### Instructions to follow
Pull out each line of the data that includes the word "wind".

### Data provided
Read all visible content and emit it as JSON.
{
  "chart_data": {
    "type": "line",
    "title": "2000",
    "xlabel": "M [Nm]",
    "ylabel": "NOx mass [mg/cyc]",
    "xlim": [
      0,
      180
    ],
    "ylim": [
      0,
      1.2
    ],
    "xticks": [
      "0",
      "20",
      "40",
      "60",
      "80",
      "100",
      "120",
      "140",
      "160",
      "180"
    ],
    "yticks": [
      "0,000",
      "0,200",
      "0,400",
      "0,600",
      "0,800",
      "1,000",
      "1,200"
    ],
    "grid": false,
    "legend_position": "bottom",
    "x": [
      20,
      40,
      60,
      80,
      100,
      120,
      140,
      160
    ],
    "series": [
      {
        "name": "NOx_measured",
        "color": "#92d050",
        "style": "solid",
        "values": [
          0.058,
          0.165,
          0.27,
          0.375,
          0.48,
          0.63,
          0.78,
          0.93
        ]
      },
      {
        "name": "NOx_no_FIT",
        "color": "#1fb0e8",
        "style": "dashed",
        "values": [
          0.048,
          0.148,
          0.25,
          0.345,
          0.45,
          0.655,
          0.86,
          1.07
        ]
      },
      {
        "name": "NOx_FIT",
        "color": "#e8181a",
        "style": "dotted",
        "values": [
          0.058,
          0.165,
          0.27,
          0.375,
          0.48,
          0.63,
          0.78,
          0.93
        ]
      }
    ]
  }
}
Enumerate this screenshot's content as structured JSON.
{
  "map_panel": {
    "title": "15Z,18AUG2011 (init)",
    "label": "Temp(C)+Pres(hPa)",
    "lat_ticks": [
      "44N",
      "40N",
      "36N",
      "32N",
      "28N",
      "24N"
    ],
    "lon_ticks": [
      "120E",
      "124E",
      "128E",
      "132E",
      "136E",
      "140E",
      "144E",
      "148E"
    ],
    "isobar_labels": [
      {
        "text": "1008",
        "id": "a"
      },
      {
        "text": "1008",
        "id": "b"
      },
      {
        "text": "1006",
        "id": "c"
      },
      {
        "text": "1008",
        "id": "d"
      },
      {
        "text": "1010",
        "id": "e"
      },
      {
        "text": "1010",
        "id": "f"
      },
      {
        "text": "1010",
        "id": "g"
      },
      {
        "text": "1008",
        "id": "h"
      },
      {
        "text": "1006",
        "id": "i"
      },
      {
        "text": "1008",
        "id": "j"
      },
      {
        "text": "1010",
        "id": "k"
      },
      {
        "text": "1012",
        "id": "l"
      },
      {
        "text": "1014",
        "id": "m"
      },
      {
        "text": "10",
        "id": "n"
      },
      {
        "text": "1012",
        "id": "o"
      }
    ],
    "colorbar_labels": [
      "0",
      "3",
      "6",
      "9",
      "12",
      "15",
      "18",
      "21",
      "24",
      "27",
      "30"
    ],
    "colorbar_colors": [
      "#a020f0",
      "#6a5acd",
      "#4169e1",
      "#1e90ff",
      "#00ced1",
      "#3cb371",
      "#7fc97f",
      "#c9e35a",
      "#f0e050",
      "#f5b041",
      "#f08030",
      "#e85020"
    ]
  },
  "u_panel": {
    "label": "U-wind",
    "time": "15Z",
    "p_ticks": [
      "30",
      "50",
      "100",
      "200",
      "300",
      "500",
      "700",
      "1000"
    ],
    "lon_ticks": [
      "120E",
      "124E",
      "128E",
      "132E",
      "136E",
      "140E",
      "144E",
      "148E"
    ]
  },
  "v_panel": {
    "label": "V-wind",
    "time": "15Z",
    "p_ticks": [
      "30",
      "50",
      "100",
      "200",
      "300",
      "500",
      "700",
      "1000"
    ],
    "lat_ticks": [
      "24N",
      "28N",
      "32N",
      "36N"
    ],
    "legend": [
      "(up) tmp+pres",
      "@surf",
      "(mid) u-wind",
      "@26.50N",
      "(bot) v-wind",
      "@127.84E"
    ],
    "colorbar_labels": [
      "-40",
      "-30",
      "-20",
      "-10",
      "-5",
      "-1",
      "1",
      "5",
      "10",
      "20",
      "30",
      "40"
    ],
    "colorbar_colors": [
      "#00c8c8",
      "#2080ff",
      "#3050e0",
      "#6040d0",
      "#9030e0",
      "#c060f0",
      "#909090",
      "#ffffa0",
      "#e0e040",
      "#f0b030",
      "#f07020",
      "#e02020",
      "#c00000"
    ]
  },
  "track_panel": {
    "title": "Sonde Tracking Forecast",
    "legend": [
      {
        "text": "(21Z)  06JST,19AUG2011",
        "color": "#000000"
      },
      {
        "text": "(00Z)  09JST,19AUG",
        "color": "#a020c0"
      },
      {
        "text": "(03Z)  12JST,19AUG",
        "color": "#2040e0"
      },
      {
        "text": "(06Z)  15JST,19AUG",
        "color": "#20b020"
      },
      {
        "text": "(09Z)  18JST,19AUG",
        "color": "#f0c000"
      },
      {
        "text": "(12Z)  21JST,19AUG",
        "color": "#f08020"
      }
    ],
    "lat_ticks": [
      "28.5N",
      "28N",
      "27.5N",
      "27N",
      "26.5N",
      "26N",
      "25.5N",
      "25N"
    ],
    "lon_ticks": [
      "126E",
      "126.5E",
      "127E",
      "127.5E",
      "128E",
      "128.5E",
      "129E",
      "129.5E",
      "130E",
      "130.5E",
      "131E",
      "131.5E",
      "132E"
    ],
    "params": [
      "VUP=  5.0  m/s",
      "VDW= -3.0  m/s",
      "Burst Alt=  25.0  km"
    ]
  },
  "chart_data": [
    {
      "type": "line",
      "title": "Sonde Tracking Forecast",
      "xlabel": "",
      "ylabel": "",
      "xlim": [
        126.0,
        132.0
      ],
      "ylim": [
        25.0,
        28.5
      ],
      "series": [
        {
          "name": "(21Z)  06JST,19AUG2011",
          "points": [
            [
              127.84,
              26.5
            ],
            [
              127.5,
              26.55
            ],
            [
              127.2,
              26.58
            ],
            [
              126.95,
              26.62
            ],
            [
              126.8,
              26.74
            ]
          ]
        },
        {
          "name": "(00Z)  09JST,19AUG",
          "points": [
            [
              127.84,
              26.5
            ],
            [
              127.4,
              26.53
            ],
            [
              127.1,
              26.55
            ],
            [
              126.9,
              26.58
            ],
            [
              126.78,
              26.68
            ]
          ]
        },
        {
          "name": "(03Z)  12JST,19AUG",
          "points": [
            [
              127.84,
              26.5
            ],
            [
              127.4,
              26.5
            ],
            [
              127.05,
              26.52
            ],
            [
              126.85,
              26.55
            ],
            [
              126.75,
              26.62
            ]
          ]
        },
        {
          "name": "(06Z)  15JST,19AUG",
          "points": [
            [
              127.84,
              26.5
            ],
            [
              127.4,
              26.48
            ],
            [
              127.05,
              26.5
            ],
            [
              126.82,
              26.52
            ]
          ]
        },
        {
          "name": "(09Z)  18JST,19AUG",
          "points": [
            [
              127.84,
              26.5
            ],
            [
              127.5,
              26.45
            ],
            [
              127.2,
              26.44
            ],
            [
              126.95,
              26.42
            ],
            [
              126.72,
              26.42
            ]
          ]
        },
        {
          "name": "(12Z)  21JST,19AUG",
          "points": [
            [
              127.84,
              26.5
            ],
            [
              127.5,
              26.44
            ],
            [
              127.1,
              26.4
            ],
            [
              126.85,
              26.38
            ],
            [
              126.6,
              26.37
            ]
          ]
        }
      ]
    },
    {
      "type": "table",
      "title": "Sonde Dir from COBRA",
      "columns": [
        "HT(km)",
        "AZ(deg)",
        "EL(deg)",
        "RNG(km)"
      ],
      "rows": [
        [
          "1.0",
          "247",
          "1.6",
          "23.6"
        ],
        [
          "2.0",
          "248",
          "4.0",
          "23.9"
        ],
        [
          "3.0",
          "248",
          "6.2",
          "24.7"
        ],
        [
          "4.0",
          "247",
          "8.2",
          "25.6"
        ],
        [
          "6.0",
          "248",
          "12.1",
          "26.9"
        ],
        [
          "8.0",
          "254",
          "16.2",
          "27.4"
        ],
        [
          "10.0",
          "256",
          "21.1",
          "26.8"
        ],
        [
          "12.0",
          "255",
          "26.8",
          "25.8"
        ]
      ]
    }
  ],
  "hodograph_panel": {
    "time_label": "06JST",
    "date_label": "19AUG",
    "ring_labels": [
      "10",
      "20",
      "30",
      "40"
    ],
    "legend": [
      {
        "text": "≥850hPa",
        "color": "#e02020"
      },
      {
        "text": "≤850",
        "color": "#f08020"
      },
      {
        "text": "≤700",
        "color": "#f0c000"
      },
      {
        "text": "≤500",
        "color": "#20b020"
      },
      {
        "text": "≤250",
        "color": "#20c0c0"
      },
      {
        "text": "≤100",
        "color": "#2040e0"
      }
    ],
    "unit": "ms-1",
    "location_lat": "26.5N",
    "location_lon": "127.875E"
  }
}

### Exercise answer
    "label": "U-wind",
    "label": "V-wind",
      "(mid) u-wind",
      "(bot) v-wind",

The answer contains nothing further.